== Do this ==
Below are some entries; can you quote all of them exactly?

Data entries
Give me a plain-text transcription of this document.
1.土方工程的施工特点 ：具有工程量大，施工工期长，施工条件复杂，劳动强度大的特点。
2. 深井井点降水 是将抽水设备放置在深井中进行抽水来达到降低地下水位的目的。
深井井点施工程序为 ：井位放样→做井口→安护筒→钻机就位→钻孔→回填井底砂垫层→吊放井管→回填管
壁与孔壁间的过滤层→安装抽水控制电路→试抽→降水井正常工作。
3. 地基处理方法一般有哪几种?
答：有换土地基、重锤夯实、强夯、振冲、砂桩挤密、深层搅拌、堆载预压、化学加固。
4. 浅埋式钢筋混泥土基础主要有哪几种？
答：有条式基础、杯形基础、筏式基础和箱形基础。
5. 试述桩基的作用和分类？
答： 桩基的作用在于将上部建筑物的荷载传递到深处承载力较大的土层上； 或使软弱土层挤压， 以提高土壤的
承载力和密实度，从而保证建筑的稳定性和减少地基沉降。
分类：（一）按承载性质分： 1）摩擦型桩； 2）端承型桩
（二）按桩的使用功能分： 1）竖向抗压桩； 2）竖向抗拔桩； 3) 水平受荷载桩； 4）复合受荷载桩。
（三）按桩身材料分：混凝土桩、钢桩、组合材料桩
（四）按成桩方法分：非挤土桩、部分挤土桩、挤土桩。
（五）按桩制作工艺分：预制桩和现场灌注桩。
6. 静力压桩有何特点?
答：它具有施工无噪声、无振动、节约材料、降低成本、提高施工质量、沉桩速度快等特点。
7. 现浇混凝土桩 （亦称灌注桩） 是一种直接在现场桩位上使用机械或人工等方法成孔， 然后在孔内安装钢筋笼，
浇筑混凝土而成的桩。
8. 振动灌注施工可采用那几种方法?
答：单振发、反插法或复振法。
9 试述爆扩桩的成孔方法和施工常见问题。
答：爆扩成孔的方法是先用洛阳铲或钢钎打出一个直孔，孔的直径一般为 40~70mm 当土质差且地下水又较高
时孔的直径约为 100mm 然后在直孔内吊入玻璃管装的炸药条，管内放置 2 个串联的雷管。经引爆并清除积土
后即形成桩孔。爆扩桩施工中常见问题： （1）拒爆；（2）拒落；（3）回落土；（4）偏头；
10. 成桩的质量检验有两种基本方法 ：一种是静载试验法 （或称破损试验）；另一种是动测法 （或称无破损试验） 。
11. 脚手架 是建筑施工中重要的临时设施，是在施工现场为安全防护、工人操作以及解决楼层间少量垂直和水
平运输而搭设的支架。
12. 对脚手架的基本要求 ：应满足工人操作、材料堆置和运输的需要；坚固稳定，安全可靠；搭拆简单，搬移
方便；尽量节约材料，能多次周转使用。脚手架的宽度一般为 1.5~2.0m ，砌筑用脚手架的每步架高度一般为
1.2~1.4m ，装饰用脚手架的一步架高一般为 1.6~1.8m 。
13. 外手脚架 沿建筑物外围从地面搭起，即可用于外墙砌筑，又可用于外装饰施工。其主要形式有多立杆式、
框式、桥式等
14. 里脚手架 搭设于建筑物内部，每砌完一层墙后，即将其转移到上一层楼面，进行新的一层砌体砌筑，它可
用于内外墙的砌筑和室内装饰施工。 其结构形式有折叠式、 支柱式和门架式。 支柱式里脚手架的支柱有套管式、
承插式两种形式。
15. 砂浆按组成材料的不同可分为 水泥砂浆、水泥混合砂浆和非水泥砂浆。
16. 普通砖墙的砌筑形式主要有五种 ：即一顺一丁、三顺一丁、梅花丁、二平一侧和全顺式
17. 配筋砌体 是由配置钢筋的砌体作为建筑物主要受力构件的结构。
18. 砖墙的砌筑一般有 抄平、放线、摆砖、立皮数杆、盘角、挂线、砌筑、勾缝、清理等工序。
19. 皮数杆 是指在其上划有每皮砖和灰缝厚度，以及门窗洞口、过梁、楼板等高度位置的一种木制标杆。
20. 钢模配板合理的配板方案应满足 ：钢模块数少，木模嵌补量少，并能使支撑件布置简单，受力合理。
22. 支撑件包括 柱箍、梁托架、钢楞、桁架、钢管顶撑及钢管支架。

== Correct result ==
Give me a plain-text transcription of this document.
1.土方工程的施工特点 ：具有工程量大，施工工期长，施工条件复杂，劳动强度大的特点。
2. 深井井点降水 是将抽水设备放置在深井中进行抽水来达到降低地下水位的目的。
深井井点施工程序为 ：井位放样→做井口→安护筒→钻机就位→钻孔→回填井底砂垫层→吊放井管→回填管
壁与孔壁间的过滤层→安装抽水控制电路→试抽→降水井正常工作。
3. 地基处理方法一般有哪几种?
答：有换土地基、重锤夯实、强夯、振冲、砂桩挤密、深层搅拌、堆载预压、化学加固。
4. 浅埋式钢筋混泥土基础主要有哪几种？
答：有条式基础、杯形基础、筏式基础和箱形基础。
5. 试述桩基的作用和分类？
答： 桩基的作用在于将上部建筑物的荷载传递到深处承载力较大的土层上； 或使软弱土层挤压， 以提高土壤的
承载力和密实度，从而保证建筑的稳定性和减少地基沉降。
分类：（一）按承载性质分： 1）摩擦型桩； 2）端承型桩
（二）按桩的使用功能分： 1）竖向抗压桩； 2）竖向抗拔桩； 3) 水平受荷载桩； 4）复合受荷载桩。
（三）按桩身材料分：混凝土桩、钢桩、组合材料桩
（四）按成桩方法分：非挤土桩、部分挤土桩、挤土桩。
（五）按桩制作工艺分：预制桩和现场灌注桩。
6. 静力压桩有何特点?
答：它具有施工无噪声、无振动、节约材料、降低成本、提高施工质量、沉桩速度快等特点。
7. 现浇混凝土桩 （亦称灌注桩） 是一种直接在现场桩位上使用机械或人工等方法成孔， 然后在孔内安装钢筋笼，
浇筑混凝土而成的桩。
8. 振动灌注施工可采用那几种方法?
答：单振发、反插法或复振法。
9 试述爆扩桩的成孔方法和施工常见问题。
答：爆扩成孔的方法是先用洛阳铲或钢钎打出一个直孔，孔的直径一般为 40~70mm 当土质差且地下水又较高
时孔的直径约为 100mm 然后在直孔内吊入玻璃管装的炸药条，管内放置 2 个串联的雷管。经引爆并清除积土
后即形成桩孔。爆扩桩施工中常见问题： （1）拒爆；（2）拒落；（3）回落土；（4）偏头；
10. 成桩的质量检验有两种基本方法 ：一种是静载试验法 （或称破损试验）；另一种是动测法 （或称无破损试验） 。
11. 脚手架 是建筑施工中重要的临时设施，是在施工现场为安全防护、工人操作以及解决楼层间少量垂直和水
平运输而搭设的支架。
12. 对脚手架的基本要求 ：应满足工人操作、材料堆置和运输的需要；坚固稳定，安全可靠；搭拆简单，搬移
方便；尽量节约材料，能多次周转使用。脚手架的宽度一般为 1.5~2.0m ，砌筑用脚手架的每步架高度一般为
1.2~1.4m ，装饰用脚手架的一步架高一般为 1.6~1.8m 。
13. 外手脚架 沿建筑物外围从地面搭起，即可用于外墙砌筑，又可用于外装饰施工。其主要形式有多立杆式、
框式、桥式等
14. 里脚手架 搭设于建筑物内部，每砌完一层墙后，即将其转移到上一层楼面，进行新的一层砌体砌筑，它可
用于内外墙的砌筑和室内装饰施工。 其结构形式有折叠式、 支柱式和门架式。 支柱式里脚手架的支柱有套管式、
承插式两种形式。
15. 砂浆按组成材料的不同可分为 水泥砂浆、水泥混合砂浆和非水泥砂浆。
16. 普通砖墙的砌筑形式主要有五种 ：即一顺一丁、三顺一丁、梅花丁、二平一侧和全顺式
17. 配筋砌体 是由配置钢筋的砌体作为建筑物主要受力构件的结构。
18. 砖墙的砌筑一般有 抄平、放线、摆砖、立皮数杆、盘角、挂线、砌筑、勾缝、清理等工序。
19. 皮数杆 是指在其上划有每皮砖和灰缝厚度，以及门窗洞口、过梁、楼板等高度位置的一种木制标杆。
20. 钢模配板合理的配板方案应满足 ：钢模块数少，木模嵌补量少，并能使支撑件布置简单，受力合理。
22. 支撑件包括 柱箍、梁托架、钢楞、桁架、钢管顶撑及钢管支架。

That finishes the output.